§ **Work to be completed**
Quote the records in full and leave their pictures out.

§ **Data entries**
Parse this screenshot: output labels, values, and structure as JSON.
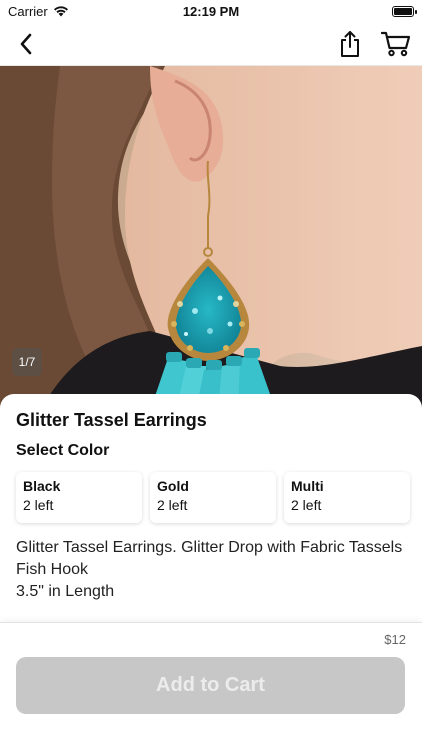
{
  "status_bar": {
    "carrier": "Carrier",
    "time": "12:19 PM"
  },
  "nav": {
    "icons": [
      "back-arrow-icon",
      "share-icon",
      "cart-icon"
    ]
  },
  "gallery": {
    "counter": "1/7"
  },
  "product": {
    "title": "Glitter Tassel Earrings",
    "select_color_label": "Select Color",
    "colors": [
      {
        "name": "Black",
        "stock": "2 left"
      },
      {
        "name": "Gold",
        "stock": "2 left"
      },
      {
        "name": "Multi",
        "stock": "2 left"
      }
    ],
    "description_lines": [
      "Glitter Tassel Earrings. Glitter Drop with Fabric Tassels",
      "Fish Hook",
      "3.5\" in Length"
    ]
  },
  "checkout": {
    "price": "$12",
    "add_to_cart_label": "Add to Cart"
  },
  "colors": {
    "button_disabled": "#c7c7c7",
    "tassel": "#3fc6cf",
    "glitter": "#1aa3b5"
  }
}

§ **Completed task**
Parse this screenshot: output labels, values, and structure as JSON.
{
  "status_bar": {
    "carrier": "Carrier",
    "time": "12:19 PM"
  },
  "nav": {
    "icons": [
      "back-arrow-icon",
      "share-icon",
      "cart-icon"
    ]
  },
  "gallery": {
    "counter": "1/7"
  },
  "product": {
    "title": "Glitter Tassel Earrings",
    "select_color_label": "Select Color",
    "colors": [
      {
        "name": "Black",
        "stock": "2 left"
      },
      {
        "name": "Gold",
        "stock": "2 left"
      },
      {
        "name": "Multi",
        "stock": "2 left"
      }
    ],
    "description_lines": [
      "Glitter Tassel Earrings. Glitter Drop with Fabric Tassels",
      "Fish Hook",
      "3.5\" in Length"
    ]
  },
  "checkout": {
    "price": "$12",
    "add_to_cart_label": "Add to Cart"
  },
  "colors": {
    "button_disabled": "#c7c7c7",
    "tassel": "#3fc6cf",
    "glitter": "#1aa3b5"
  }
}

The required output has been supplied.